▸ **ACTIVITY 1**:
Reproduce the passage from the bipolar disorder abstract from "Participants (N = 271, BDI" up to and including "including current medication.".
▸ **ACTIVITY 2**:
Translate this sentence from the abstract on emotional bias in bipolar disorder into Spanish: "Weekly self-reported symptoms of depression and mania were collected prospectively."
▸ **ACTIVITY 3**:
Write the next part of the abstract on emotional bias in bipolar disorder, picking up after its final sentence.

Aberrant emotional biases have been reported in bipolar disorder (BD), but results are inconsistent. Despite the clinical relevance of chronic mood variability in BD, there is no previous research investigating how the extent of symptom fluctuations in bipolar disorder might relate to emotional biases. This exploratory study investigated, in a large cohort of bipolar patients, whether instability in weekly mood episode symptoms and other clinical and demographic factors were related to emotional bias as measured in a simple laboratory task.
Participants (N = 271, BDI = 206, BDII = 121) completed an ‘emotional categorization and memory’ task. Weekly self-reported symptoms of depression and mania were collected prospectively. In linear regression analyses, associations between cognitive bias and mood variability were explored together with the influence of demographic and clinical factors, including current medication.

▸ **GIVEN ENTRIES**:
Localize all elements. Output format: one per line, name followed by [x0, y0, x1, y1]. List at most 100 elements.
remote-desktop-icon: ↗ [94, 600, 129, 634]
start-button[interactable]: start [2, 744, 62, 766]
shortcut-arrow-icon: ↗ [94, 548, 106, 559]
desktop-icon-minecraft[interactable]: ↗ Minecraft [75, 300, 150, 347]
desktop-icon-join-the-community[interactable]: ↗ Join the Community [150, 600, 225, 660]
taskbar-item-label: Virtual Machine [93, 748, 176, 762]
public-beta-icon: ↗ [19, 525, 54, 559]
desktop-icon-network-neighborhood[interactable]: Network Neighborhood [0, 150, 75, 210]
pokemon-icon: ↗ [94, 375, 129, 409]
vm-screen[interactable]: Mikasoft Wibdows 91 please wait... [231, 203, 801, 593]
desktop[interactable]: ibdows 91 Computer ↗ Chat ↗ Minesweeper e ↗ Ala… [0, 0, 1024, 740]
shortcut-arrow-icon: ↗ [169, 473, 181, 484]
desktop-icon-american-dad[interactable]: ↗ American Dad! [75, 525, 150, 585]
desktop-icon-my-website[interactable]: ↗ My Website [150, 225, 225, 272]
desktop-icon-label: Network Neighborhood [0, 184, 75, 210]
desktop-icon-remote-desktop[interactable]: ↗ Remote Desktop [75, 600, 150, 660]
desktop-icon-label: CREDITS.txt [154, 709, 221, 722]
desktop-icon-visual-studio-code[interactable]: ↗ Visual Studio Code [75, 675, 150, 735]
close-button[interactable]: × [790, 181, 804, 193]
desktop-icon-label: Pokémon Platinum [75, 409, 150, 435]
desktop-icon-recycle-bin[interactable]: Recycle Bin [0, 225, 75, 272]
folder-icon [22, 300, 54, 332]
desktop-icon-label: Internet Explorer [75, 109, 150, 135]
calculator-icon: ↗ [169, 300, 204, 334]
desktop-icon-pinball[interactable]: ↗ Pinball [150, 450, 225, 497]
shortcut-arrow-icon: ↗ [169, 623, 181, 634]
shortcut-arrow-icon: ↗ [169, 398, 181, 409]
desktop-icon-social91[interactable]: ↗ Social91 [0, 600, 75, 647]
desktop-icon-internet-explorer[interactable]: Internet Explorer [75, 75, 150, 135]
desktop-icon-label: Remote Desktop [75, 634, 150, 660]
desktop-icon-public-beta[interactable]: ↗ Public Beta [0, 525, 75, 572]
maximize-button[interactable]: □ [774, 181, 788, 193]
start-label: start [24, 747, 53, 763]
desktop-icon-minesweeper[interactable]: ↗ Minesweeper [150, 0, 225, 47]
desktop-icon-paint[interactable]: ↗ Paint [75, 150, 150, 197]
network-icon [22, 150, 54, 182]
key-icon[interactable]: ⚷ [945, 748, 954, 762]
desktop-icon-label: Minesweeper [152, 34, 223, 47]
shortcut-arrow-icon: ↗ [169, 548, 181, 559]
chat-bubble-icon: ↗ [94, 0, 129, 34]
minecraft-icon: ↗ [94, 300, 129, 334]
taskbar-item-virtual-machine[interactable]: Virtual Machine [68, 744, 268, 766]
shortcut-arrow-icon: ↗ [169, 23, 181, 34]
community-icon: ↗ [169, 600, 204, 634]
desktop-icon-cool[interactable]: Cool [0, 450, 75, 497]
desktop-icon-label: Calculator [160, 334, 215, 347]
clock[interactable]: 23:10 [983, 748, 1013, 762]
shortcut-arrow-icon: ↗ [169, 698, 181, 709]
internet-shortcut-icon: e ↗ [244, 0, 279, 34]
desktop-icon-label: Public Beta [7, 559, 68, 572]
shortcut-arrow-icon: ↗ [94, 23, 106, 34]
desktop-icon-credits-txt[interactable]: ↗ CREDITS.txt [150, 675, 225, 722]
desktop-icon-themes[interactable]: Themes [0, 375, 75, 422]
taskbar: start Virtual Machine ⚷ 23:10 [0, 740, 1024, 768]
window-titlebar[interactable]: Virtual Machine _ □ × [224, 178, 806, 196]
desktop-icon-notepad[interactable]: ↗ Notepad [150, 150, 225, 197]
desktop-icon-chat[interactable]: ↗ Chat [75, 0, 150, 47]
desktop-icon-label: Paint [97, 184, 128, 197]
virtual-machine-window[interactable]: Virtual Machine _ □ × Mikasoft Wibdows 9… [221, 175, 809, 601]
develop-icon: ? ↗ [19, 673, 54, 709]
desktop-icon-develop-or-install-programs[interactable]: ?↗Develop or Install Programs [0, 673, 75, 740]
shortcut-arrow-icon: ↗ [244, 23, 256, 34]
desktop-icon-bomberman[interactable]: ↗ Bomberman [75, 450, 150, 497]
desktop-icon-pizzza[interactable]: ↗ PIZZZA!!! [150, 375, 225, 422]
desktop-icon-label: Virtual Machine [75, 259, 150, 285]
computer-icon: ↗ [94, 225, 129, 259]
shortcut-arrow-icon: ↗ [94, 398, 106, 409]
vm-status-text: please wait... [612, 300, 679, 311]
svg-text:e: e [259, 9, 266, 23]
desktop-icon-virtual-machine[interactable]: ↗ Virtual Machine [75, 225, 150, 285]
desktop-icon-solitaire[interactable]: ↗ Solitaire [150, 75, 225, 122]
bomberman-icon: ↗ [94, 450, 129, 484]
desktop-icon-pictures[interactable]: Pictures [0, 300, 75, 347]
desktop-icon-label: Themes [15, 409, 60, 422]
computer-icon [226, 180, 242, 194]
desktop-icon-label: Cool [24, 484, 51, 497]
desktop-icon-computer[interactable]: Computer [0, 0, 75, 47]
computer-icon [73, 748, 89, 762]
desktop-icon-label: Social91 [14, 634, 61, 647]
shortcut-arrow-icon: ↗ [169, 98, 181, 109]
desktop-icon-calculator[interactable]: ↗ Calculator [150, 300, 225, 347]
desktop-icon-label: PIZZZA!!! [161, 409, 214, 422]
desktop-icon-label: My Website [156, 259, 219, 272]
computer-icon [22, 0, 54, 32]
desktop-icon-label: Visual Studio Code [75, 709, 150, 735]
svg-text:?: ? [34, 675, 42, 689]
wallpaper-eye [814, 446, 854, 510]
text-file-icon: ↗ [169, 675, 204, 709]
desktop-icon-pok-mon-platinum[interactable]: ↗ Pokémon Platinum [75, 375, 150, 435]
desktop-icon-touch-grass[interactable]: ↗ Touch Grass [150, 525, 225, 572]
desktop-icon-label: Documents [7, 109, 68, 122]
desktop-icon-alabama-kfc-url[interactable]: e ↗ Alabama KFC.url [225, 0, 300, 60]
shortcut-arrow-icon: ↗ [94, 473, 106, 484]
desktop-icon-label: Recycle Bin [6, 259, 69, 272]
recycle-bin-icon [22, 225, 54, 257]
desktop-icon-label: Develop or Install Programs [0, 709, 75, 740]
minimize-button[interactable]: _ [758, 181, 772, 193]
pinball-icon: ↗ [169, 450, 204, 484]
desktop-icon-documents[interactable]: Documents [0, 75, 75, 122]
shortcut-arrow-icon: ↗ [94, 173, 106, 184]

▸ **ANSWER AREA 1**:
Participants (N = 271, BDI = 206, BDII = 121) completed an ‘emotional categorization and memory’ task. Weekly self-reported symptoms of depression and mania were collected prospectively. In linear regression analyses, associations between cognitive bias and mood variability were explored together with the influence of demographic and clinical factors, including current medication.

▸ **ANSWER AREA 2**:
Se recopilaron de forma prospectiva los síntomas semanales autoinformados de depresión y manía.

▸ **ANSWER AREA 3**:
Greater accuracy in the classification of negative words relative to positive words was associated with greater instability in depressive symptoms. Furthermore, greater negative bias in free recall was associated with higher instability in manic symptoms. Participants diagnosed with BDII, compared with BDI, showed overall better word recognition and recall. Current antipsychotic use was associated with reduced instability in manic symptoms but this did not impact on emotional processing performance.
Emotional processing biases in bipolar disorder are related to instability in mood. These findings prompt further investigation into the underpinnings as well as clinical significance of mood instability.